_Given problem_
Comb the records below for the string "image" and copy each line where it turns up.

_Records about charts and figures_
┄┄┄┄┄┄

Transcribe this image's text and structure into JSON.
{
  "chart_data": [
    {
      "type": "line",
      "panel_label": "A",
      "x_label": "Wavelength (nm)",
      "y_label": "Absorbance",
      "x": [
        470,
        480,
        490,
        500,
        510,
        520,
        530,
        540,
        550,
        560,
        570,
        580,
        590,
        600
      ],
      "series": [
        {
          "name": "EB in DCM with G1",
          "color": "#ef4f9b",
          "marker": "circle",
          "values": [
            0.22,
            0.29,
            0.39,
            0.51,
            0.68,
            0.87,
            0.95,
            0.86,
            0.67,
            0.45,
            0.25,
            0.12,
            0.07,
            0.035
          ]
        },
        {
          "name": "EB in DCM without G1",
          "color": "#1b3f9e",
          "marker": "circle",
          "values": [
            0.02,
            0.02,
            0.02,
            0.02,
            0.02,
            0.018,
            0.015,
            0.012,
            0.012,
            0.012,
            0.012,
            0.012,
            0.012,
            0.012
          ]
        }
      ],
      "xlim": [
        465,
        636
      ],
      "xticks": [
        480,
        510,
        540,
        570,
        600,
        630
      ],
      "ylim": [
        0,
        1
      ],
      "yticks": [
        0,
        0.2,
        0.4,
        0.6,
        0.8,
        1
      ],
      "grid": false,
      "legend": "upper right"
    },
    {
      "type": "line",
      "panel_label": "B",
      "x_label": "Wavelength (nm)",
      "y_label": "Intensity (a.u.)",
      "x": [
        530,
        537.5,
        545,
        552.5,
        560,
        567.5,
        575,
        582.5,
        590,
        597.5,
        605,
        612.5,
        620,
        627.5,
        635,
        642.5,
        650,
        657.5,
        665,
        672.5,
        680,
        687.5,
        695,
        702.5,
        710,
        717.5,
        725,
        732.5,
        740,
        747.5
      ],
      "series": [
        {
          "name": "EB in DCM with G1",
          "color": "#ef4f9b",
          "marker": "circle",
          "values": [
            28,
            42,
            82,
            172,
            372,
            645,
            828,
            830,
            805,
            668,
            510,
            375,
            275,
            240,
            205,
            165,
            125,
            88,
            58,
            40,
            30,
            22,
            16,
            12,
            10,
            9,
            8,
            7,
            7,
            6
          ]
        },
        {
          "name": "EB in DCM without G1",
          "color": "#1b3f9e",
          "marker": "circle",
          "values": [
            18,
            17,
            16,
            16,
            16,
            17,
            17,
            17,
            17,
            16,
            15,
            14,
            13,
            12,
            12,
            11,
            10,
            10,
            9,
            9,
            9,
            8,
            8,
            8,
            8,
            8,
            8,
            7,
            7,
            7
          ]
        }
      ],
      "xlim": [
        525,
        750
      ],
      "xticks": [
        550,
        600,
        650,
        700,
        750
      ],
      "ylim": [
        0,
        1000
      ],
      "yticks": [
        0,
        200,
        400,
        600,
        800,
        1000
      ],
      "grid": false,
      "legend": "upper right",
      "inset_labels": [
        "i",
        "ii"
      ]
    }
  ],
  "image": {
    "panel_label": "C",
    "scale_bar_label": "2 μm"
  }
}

┄┄┄┄┄┄

_The answer_
Transcribe this image's text and structure into JSON.
  "image": {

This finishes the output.